What to do
Omit every picture and output the rest of the records exactly as they are.

Data to process

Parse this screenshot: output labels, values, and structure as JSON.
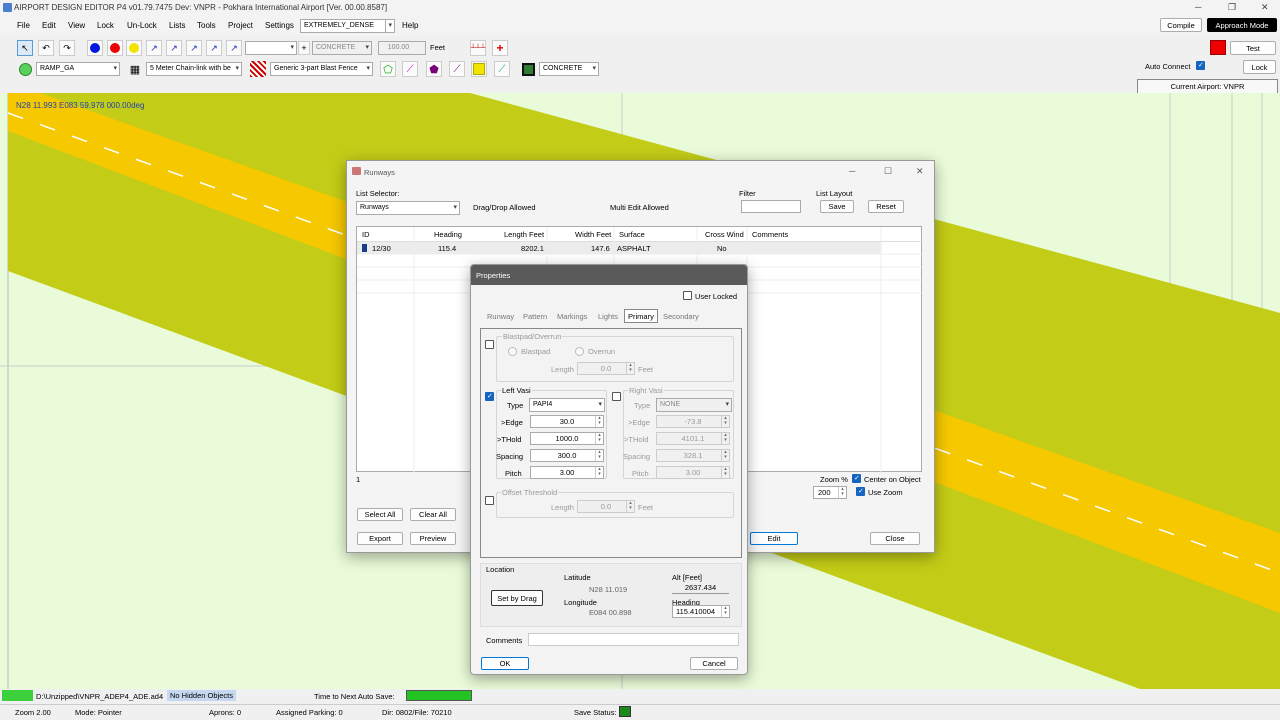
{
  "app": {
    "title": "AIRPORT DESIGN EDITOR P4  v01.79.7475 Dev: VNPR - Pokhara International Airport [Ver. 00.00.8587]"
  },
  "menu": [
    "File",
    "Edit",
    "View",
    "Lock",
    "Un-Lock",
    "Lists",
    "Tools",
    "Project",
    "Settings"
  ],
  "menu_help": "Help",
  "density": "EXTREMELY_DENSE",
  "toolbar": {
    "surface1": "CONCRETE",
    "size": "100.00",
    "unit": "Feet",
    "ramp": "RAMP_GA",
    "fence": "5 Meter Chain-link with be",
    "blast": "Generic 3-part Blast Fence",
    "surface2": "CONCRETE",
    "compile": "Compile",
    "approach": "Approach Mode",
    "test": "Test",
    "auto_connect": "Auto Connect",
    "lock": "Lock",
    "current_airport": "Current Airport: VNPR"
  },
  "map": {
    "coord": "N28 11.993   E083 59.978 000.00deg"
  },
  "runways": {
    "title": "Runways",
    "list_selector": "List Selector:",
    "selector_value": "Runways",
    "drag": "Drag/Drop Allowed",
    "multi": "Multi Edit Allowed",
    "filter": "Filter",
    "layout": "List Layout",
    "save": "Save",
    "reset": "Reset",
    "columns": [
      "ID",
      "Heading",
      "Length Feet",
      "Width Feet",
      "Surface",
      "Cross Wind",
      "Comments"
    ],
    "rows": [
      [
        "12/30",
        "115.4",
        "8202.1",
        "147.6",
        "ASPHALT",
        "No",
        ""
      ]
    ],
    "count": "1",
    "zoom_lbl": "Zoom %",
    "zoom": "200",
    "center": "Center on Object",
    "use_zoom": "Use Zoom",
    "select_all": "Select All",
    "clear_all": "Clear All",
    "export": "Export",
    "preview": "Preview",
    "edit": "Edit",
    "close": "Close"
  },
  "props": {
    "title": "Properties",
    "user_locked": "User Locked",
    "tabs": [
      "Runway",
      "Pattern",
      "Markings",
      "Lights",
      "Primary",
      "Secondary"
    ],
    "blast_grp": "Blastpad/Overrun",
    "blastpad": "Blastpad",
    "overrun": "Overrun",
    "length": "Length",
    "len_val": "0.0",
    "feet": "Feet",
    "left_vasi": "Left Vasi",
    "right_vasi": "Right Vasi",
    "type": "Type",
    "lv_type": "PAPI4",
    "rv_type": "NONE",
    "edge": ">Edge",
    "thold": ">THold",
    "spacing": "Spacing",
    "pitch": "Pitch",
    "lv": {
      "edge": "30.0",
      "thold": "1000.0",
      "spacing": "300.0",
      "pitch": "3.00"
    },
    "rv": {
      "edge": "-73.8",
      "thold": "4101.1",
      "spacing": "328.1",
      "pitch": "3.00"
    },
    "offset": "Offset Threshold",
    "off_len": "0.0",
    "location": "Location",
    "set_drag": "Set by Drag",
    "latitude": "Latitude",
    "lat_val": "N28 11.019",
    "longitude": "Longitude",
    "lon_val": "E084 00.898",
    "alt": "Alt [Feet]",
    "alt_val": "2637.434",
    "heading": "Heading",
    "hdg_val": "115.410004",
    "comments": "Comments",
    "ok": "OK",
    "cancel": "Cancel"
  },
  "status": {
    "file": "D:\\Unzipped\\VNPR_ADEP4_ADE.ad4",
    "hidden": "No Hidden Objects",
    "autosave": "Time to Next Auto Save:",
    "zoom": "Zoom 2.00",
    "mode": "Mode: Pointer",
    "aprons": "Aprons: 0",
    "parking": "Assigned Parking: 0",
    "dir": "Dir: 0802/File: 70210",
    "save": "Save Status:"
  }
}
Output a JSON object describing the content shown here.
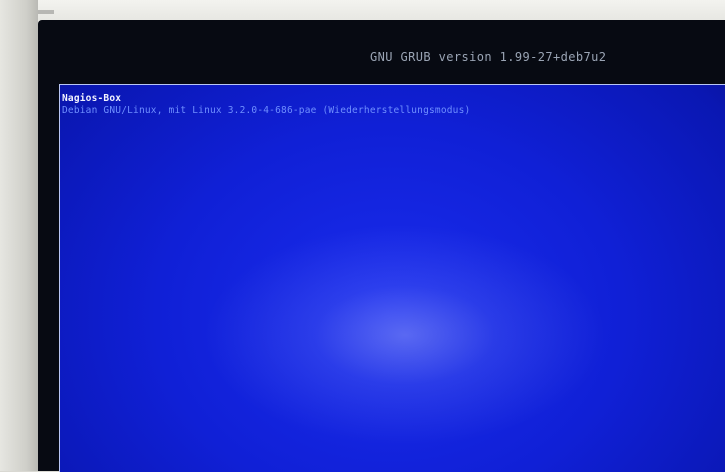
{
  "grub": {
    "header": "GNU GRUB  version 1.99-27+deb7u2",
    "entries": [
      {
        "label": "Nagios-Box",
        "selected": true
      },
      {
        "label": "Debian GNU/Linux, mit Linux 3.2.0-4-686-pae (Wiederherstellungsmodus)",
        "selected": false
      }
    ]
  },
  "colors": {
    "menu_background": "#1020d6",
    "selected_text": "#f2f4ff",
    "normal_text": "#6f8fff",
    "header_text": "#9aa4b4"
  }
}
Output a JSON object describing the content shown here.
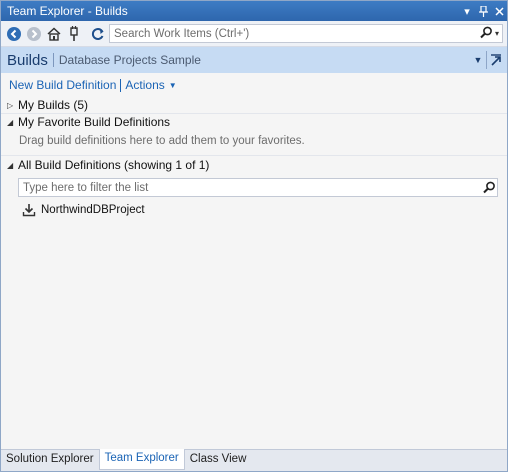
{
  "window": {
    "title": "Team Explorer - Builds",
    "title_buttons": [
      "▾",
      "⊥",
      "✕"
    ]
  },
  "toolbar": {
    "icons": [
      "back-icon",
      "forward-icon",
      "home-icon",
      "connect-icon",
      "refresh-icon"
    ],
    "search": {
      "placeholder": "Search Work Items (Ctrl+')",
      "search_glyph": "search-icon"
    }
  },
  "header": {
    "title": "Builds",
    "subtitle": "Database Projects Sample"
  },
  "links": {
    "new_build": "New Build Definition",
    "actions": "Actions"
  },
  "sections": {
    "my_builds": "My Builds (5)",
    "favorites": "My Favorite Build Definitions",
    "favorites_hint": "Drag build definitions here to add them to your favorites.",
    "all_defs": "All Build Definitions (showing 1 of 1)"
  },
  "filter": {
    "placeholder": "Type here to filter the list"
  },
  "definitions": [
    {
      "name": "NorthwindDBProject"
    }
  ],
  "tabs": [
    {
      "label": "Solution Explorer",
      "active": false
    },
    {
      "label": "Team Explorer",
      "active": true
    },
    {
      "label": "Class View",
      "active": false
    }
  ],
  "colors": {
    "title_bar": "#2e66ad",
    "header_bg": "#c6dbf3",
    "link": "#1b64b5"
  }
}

Response for this exercise
Parse this screenshot: output labels, values, and structure as JSON.
{
  "app": {
    "title": "AIRPORT DESIGN EDITOR P4  v01.79.7475 Dev: VNPR - Pokhara International Airport [Ver. 00.00.8587]"
  },
  "menu": [
    "File",
    "Edit",
    "View",
    "Lock",
    "Un-Lock",
    "Lists",
    "Tools",
    "Project",
    "Settings"
  ],
  "menu_help": "Help",
  "density": "EXTREMELY_DENSE",
  "toolbar": {
    "surface1": "CONCRETE",
    "size": "100.00",
    "unit": "Feet",
    "ramp": "RAMP_GA",
    "fence": "5 Meter Chain-link with be",
    "blast": "Generic 3-part Blast Fence",
    "surface2": "CONCRETE",
    "compile": "Compile",
    "approach": "Approach Mode",
    "test": "Test",
    "auto_connect": "Auto Connect",
    "lock": "Lock",
    "current_airport": "Current Airport: VNPR"
  },
  "map": {
    "coord": "N28 11.993   E083 59.978 000.00deg"
  },
  "runways": {
    "title": "Runways",
    "list_selector": "List Selector:",
    "selector_value": "Runways",
    "drag": "Drag/Drop Allowed",
    "multi": "Multi Edit Allowed",
    "filter": "Filter",
    "layout": "List Layout",
    "save": "Save",
    "reset": "Reset",
    "columns": [
      "ID",
      "Heading",
      "Length Feet",
      "Width Feet",
      "Surface",
      "Cross Wind",
      "Comments"
    ],
    "rows": [
      [
        "12/30",
        "115.4",
        "8202.1",
        "147.6",
        "ASPHALT",
        "No",
        ""
      ]
    ],
    "count": "1",
    "zoom_lbl": "Zoom %",
    "zoom": "200",
    "center": "Center on Object",
    "use_zoom": "Use Zoom",
    "select_all": "Select All",
    "clear_all": "Clear All",
    "export": "Export",
    "preview": "Preview",
    "edit": "Edit",
    "close": "Close"
  },
  "props": {
    "title": "Properties",
    "user_locked": "User Locked",
    "tabs": [
      "Runway",
      "Pattern",
      "Markings",
      "Lights",
      "Primary",
      "Secondary"
    ],
    "blast_grp": "Blastpad/Overrun",
    "blastpad": "Blastpad",
    "overrun": "Overrun",
    "length": "Length",
    "len_val": "0.0",
    "feet": "Feet",
    "left_vasi": "Left Vasi",
    "right_vasi": "Right Vasi",
    "type": "Type",
    "lv_type": "PAPI4",
    "rv_type": "NONE",
    "edge": ">Edge",
    "thold": ">THold",
    "spacing": "Spacing",
    "pitch": "Pitch",
    "lv": {
      "edge": "30.0",
      "thold": "1000.0",
      "spacing": "300.0",
      "pitch": "3.00"
    },
    "rv": {
      "edge": "-73.8",
      "thold": "4101.1",
      "spacing": "328.1",
      "pitch": "3.00"
    },
    "offset": "Offset Threshold",
    "off_len": "0.0",
    "location": "Location",
    "set_drag": "Set by Drag",
    "latitude": "Latitude",
    "lat_val": "N28 11.019",
    "longitude": "Longitude",
    "lon_val": "E084 00.898",
    "alt": "Alt [Feet]",
    "alt_val": "2637.434",
    "heading": "Heading",
    "hdg_val": "115.410004",
    "comments": "Comments",
    "ok": "OK",
    "cancel": "Cancel"
  },
  "status": {
    "file": "D:\\Unzipped\\VNPR_ADEP4_ADE.ad4",
    "hidden": "No Hidden Objects",
    "autosave": "Time to Next Auto Save:",
    "zoom": "Zoom 2.00",
    "mode": "Mode: Pointer",
    "aprons": "Aprons: 0",
    "parking": "Assigned Parking: 0",
    "dir": "Dir: 0802/File: 70210",
    "save": "Save Status:"
  }
}
Output a JSON object describing the content shown here.
{
  "grub": {
    "header": "GNU GRUB  version 1.99-27+deb7u2",
    "entries": [
      {
        "label": "Nagios-Box",
        "selected": true
      },
      {
        "label": "Debian GNU/Linux, mit Linux 3.2.0-4-686-pae (Wiederherstellungsmodus)",
        "selected": false
      }
    ]
  },
  "colors": {
    "menu_background": "#1020d6",
    "selected_text": "#f2f4ff",
    "normal_text": "#6f8fff",
    "header_text": "#9aa4b4"
  }
}
Output a JSON object describing the content shown here.
{
  "window": {
    "title": "Team Explorer - Builds",
    "title_buttons": [
      "▾",
      "⊥",
      "✕"
    ]
  },
  "toolbar": {
    "icons": [
      "back-icon",
      "forward-icon",
      "home-icon",
      "connect-icon",
      "refresh-icon"
    ],
    "search": {
      "placeholder": "Search Work Items (Ctrl+')",
      "search_glyph": "search-icon"
    }
  },
  "header": {
    "title": "Builds",
    "subtitle": "Database Projects Sample"
  },
  "links": {
    "new_build": "New Build Definition",
    "actions": "Actions"
  },
  "sections": {
    "my_builds": "My Builds (5)",
    "favorites": "My Favorite Build Definitions",
    "favorites_hint": "Drag build definitions here to add them to your favorites.",
    "all_defs": "All Build Definitions (showing 1 of 1)"
  },
  "filter": {
    "placeholder": "Type here to filter the list"
  },
  "definitions": [
    {
      "name": "NorthwindDBProject"
    }
  ],
  "tabs": [
    {
      "label": "Solution Explorer",
      "active": false
    },
    {
      "label": "Team Explorer",
      "active": true
    },
    {
      "label": "Class View",
      "active": false
    }
  ],
  "colors": {
    "title_bar": "#2e66ad",
    "header_bg": "#c6dbf3",
    "link": "#1b64b5"
  }
}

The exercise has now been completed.